[Data records]
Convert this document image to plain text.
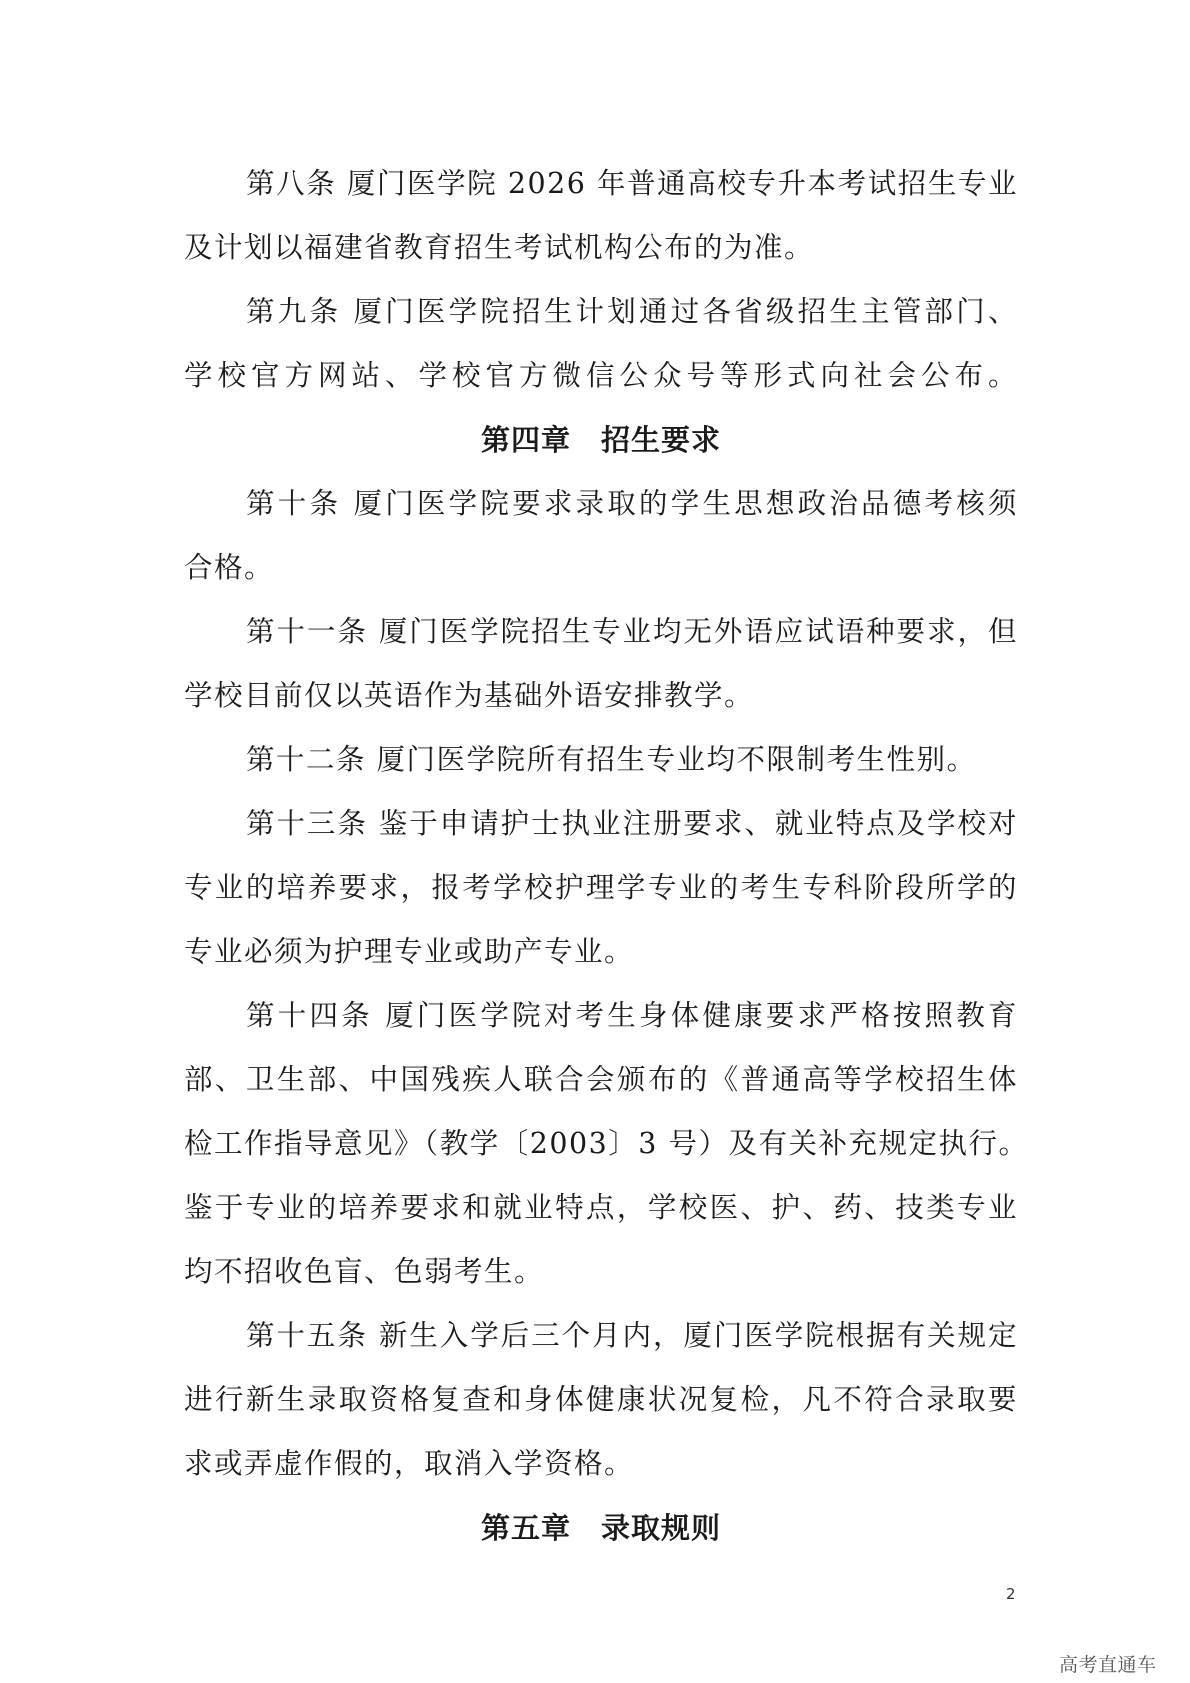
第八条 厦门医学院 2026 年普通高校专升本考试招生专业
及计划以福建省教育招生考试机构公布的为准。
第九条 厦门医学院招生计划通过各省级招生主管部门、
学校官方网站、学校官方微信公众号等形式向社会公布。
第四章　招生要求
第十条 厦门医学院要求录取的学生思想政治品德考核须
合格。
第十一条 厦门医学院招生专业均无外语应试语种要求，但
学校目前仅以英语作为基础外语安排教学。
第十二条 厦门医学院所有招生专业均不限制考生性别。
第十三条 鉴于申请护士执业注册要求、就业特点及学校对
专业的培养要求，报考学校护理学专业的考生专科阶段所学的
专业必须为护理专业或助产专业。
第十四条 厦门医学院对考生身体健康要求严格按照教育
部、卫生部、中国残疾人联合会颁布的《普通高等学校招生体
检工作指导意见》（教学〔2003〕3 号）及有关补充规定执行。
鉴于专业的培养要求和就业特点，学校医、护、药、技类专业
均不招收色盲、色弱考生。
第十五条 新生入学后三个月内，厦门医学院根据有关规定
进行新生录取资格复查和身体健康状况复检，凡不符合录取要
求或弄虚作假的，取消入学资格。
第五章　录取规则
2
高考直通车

# Aim of the task
Leave out the pictures, and give all the records again exactly.

# Written solution
Convert this document image to plain text.
第八条 厦门医学院 2026 年普通高校专升本考试招生专业
及计划以福建省教育招生考试机构公布的为准。
第九条 厦门医学院招生计划通过各省级招生主管部门、
学校官方网站、学校官方微信公众号等形式向社会公布。
第四章　招生要求
第十条 厦门医学院要求录取的学生思想政治品德考核须
合格。
第十一条 厦门医学院招生专业均无外语应试语种要求，但
学校目前仅以英语作为基础外语安排教学。
第十二条 厦门医学院所有招生专业均不限制考生性别。
第十三条 鉴于申请护士执业注册要求、就业特点及学校对
专业的培养要求，报考学校护理学专业的考生专科阶段所学的
专业必须为护理专业或助产专业。
第十四条 厦门医学院对考生身体健康要求严格按照教育
部、卫生部、中国残疾人联合会颁布的《普通高等学校招生体
检工作指导意见》（教学〔2003〕3 号）及有关补充规定执行。
鉴于专业的培养要求和就业特点，学校医、护、药、技类专业
均不招收色盲、色弱考生。
第十五条 新生入学后三个月内，厦门医学院根据有关规定
进行新生录取资格复查和身体健康状况复检，凡不符合录取要
求或弄虚作假的，取消入学资格。
第五章　录取规则
2
高考直通车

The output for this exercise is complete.